KERJAKAN BERIKUT INI =
[a] Ulangi persis bagian teks tentang Festival Kalaodi, dari "Samsudin Ali, Sekretaris" hingga "manusia secara berkelanjutan.".
[b] Teruskan teks tentang Festival Kalaodi di Tidore, mulai dari kalimat terakhir yang tersaji.

TEKS BACAAN =
※ ※ ※

Mongabay.co.id

Dari Kampung Kalaodi, Sultan Tidore Berjanji Jaga Lingkungan Maluku Utara

Indahnya Kampung Ekologi Kaladoi, berada di ketinggian dengan hutan terjaga. Foto: M Rahmat Ulhaz

 

 

Bunyi gendang dan tifa mengiringi soya-soya Kalaodi. Tarian menyambut para tamu sekaligus salam pembuka kepada tamu yang menyaksikan Festival Buku se Dou di Kalaodi, Kota Tidore Kepulauan, Maluku Utara.

Festival Kalaodi, bagian dari Pekan Pelestarian Lingkungan dan Pesisir Laut di Malut, sebagai rangkaian ulang tahun ke-38 Walhi. Selain Festival Kalaodi juga ada seminar lingkungan dan pulau- pulau kecil,   dan menanam 5.000 mangrove di   Guruapin Kayoa, Halmhera Selatan.

Dalam   festival ini warga Kalaodi menampilkan tarian seperti soya-soya Kalaodi, kabata marong (nyanyian saat membersihkan kebun), dan kabata moro-moro (nyanyian sambil menumbuk padi). Mereka juga memamerkan berbagai kerajinan dari bambu dan batok kelapa, hingga ragam makanan tradisional hasil kebun.

Samsudin Ali, Sekretaris Kampung Kalaodi    mengatakan, sebenarnya ada ritual paca goya (nyepi) orang Kalaodi yang dilakukan setiap tahun tetapi sudah lewat beberapa waktu lalu. “Paca goya itu penghargaan terhadap alam dan Tuhan atas rezeki kebun yang dipanen setahun lalu,” katanya.

Sedang makna kata buku se dou atau gunung dan lembah, merupakan cerita bagaimana memperlakukan gunung dan lembah dalam mendukung hidup manusia secara berkelanjutan.

 

Makanan bahan baku beras dan pisang ditampilkan dalam acara Festival Kalaodi. Foto: Mahmud Ichi/ Mongabay Indonesia

 

Kampung di Puncak Tidore ini, diapit perbukitan hijau cengkih dan pala dengan udara begitu sejuk banjir warga dari berbagai penjuru Tidore. Mereka ingin melihat dari dekat tradisi yang masih terjaga ini. Gemuruh tifa, bunyi lesung,  moro-moro, dan kabata  bergema memecah pagi di kampung yang berada sekitar 900 mdpl ini.

※ ※ ※

(Data anotasi tata letak)
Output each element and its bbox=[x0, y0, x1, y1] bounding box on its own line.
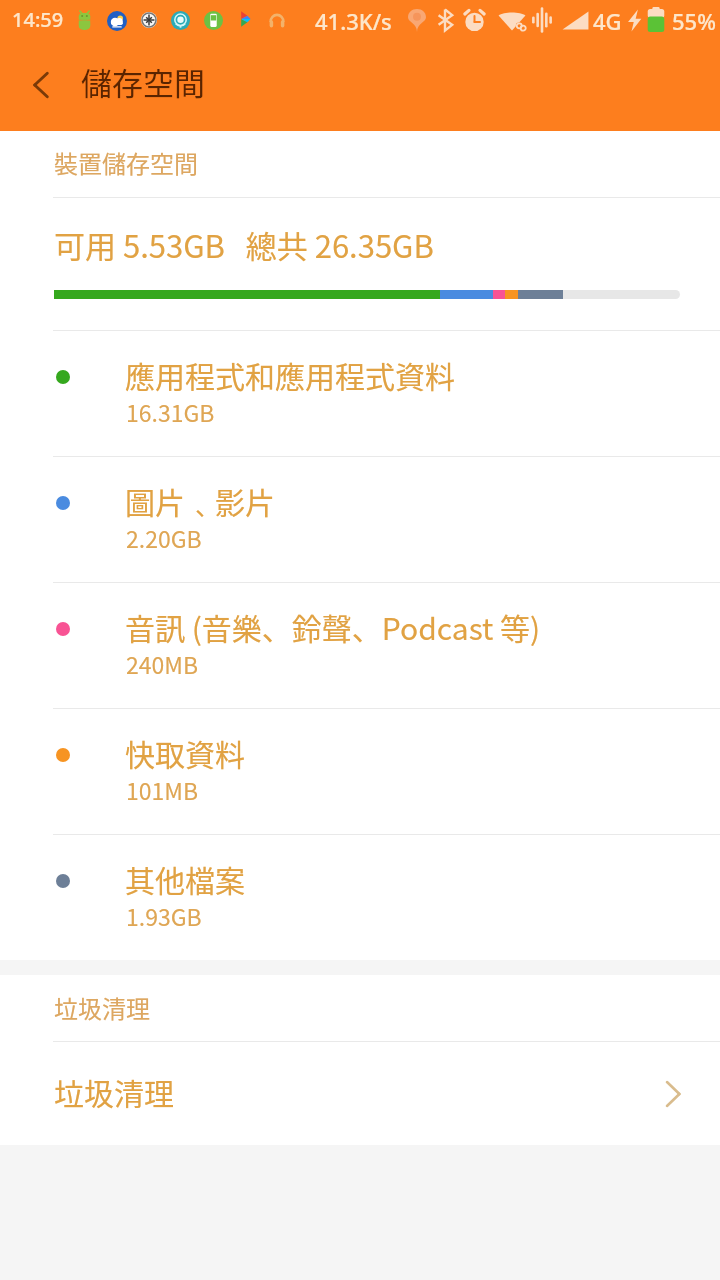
staticText: 垃圾清理 bbox=[54, 1070, 174, 1113]
button[interactable]: 音訊 (音樂、鈴聲、Podcast 等) bbox=[0, 583, 720, 708]
staticText: 可用 5.53GB 總共 26.35GB bbox=[54, 222, 434, 267]
staticText: 音訊 (音樂、鈴聲、Podcast 等) bbox=[125, 605, 541, 648]
staticText: 240MB bbox=[126, 647, 199, 680]
staticText: 4G bbox=[593, 6, 622, 36]
button[interactable]: 圖片﹑影片 bbox=[0, 457, 720, 582]
button[interactable]: 快取資料 bbox=[0, 709, 720, 834]
staticText: 應用程式和應用程式資料 bbox=[125, 353, 455, 396]
staticText: 圖片﹑影片 bbox=[125, 479, 275, 522]
button[interactable]: 其他檔案 bbox=[0, 835, 720, 960]
staticText: 快取資料 bbox=[125, 731, 245, 774]
staticText: 55% bbox=[672, 6, 716, 36]
button[interactable]: 垃圾清理 bbox=[0, 1042, 720, 1145]
staticText: 41.3K/s bbox=[315, 6, 392, 36]
staticText: 垃圾清理 bbox=[54, 990, 150, 1025]
staticText: 16.31GB bbox=[126, 395, 215, 428]
staticText: 裝置儲存空間 bbox=[54, 145, 198, 180]
staticText: 儲存空間 bbox=[81, 59, 205, 104]
button[interactable]: 應用程式和應用程式資料 bbox=[0, 331, 720, 456]
staticText: 其他檔案 bbox=[125, 857, 245, 900]
staticText: 2.20GB bbox=[126, 521, 202, 554]
staticText: 1.93GB bbox=[126, 899, 202, 932]
staticText: 101MB bbox=[126, 773, 199, 806]
button[interactable]: Back bbox=[8, 57, 72, 121]
staticText: 14:59 bbox=[12, 6, 64, 33]
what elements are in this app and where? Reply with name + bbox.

※ ※ ※

JAWABAN TUGAS =
[a]
Samsudin Ali, Sekretaris Kampung Kalaodi    mengatakan, sebenarnya ada ritual paca goya (nyepi) orang Kalaodi yang dilakukan setiap tahun tetapi sudah lewat beberapa waktu lalu. “Paca goya itu penghargaan terhadap alam dan Tuhan atas rezeki kebun yang dipanen setahun lalu,” katanya.

Sedang makna kata buku se dou atau gunung dan lembah, merupakan cerita bagaimana memperlakukan gunung dan lembah dalam mendukung hidup manusia secara berkelanjutan.

[b]
Buku se dou, katanya, ritual adat dan budaya masyarakat Kalaodi yang berkaitan erat dengan ajakan menjaga alam,” kata Abdurahman, tokoh masyarakat Kalaodi. Apa yang disampaikan ini setali tiga uang dengan kehidupan masyarakat yang bermukim di bukit dan lereng hutan lindung Tagafura ini. Daerah itu terjaga, hutan tetap lestari.

Festival Kalaodi dihadiri Sultan Tidore H Husain Syah; Aryo Hanggono Staf Ahli Menteri Kementerian Kelautan dan Perikanan bidang Ekologi dan Sumber Daya Laut; Nur Hidayati, Direktur Eksekutif Walhi Nasional bersama direktur-direktur Walhi daerah di Indonesia serta Pemerintah Tidore.

Ismet Soelaiman, Direktur Eksekutif Walhi Maluku Utara, mengatakan, memilih pekan lingkungan di Kalaodi karena ini kampung ekologi, pelindung Tidore. Sebagian warga percaya Kalaodi merupakan wilayah penjaga mereka. Mereka masih kuat pegang tradisi.

Pala, cengkih, kenari, kayu manis, durian, pinang dan bambu, antara lain sumber pencaharian warga, selain sayur mayur seperti tomat, cabai, sayur-mayur, dan rempah-rempah. Tanaman ini berdampingan dengan hutan alam di sekitar perkampungan.

Nur Hidayati, Direktur Eksekutif Walhi Nasional, mengatakan, banyak pelajaran bisa diambil dari warga. “Mereka memiliki pengetahuan jauh lebih banyak dari pada apa yang dipelajari di sekolah.”

Pengetahuan di masyarakat, katanya, jauh lebih bernilai dan harus dilestarikan untuk generasi mendatang.

 

Tradisi Kabata Dutu. Foto: Mahmud Ichi/ Mongabay Indonesia

 

Janji Sultan Tidore

Sultan Tidore H Husain Syah yang hari pada acara itu berjanji menjadi garda terdepan menjaga alam dan pulau-pulau di Maluku Utara.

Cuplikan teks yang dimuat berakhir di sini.